§ EXERCISE BRIEF
Write each line out again exactly as written.

§ RECORDS SUPPLIED
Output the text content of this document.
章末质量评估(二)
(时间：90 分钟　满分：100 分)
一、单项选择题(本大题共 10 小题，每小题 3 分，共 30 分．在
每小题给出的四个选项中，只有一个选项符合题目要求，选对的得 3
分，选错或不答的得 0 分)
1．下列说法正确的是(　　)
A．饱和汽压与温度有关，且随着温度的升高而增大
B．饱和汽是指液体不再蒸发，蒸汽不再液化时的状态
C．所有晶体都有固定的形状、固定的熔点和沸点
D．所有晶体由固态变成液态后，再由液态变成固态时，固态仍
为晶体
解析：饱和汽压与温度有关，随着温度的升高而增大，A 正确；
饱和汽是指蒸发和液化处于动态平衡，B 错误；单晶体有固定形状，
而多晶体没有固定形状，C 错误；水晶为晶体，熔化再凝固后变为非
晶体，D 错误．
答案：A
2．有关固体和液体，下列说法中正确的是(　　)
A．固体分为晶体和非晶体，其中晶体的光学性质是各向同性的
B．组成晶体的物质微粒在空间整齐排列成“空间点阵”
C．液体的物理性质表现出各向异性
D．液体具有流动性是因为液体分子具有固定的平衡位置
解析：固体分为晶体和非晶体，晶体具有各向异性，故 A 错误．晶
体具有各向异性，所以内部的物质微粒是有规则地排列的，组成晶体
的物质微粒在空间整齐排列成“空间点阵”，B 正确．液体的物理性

§ CORRECT OUTPUT
Output the text content of this document.
章末质量评估(二)
(时间：90 分钟　满分：100 分)
一、单项选择题(本大题共 10 小题，每小题 3 分，共 30 分．在
每小题给出的四个选项中，只有一个选项符合题目要求，选对的得 3
分，选错或不答的得 0 分)
1．下列说法正确的是(　　)
A．饱和汽压与温度有关，且随着温度的升高而增大
B．饱和汽是指液体不再蒸发，蒸汽不再液化时的状态
C．所有晶体都有固定的形状、固定的熔点和沸点
D．所有晶体由固态变成液态后，再由液态变成固态时，固态仍
为晶体
解析：饱和汽压与温度有关，随着温度的升高而增大，A 正确；
饱和汽是指蒸发和液化处于动态平衡，B 错误；单晶体有固定形状，
而多晶体没有固定形状，C 错误；水晶为晶体，熔化再凝固后变为非
晶体，D 错误．
答案：A
2．有关固体和液体，下列说法中正确的是(　　)
A．固体分为晶体和非晶体，其中晶体的光学性质是各向同性的
B．组成晶体的物质微粒在空间整齐排列成“空间点阵”
C．液体的物理性质表现出各向异性
D．液体具有流动性是因为液体分子具有固定的平衡位置
解析：固体分为晶体和非晶体，晶体具有各向异性，故 A 错误．晶
体具有各向异性，所以内部的物质微粒是有规则地排列的，组成晶体
的物质微粒在空间整齐排列成“空间点阵”，B 正确．液体的物理性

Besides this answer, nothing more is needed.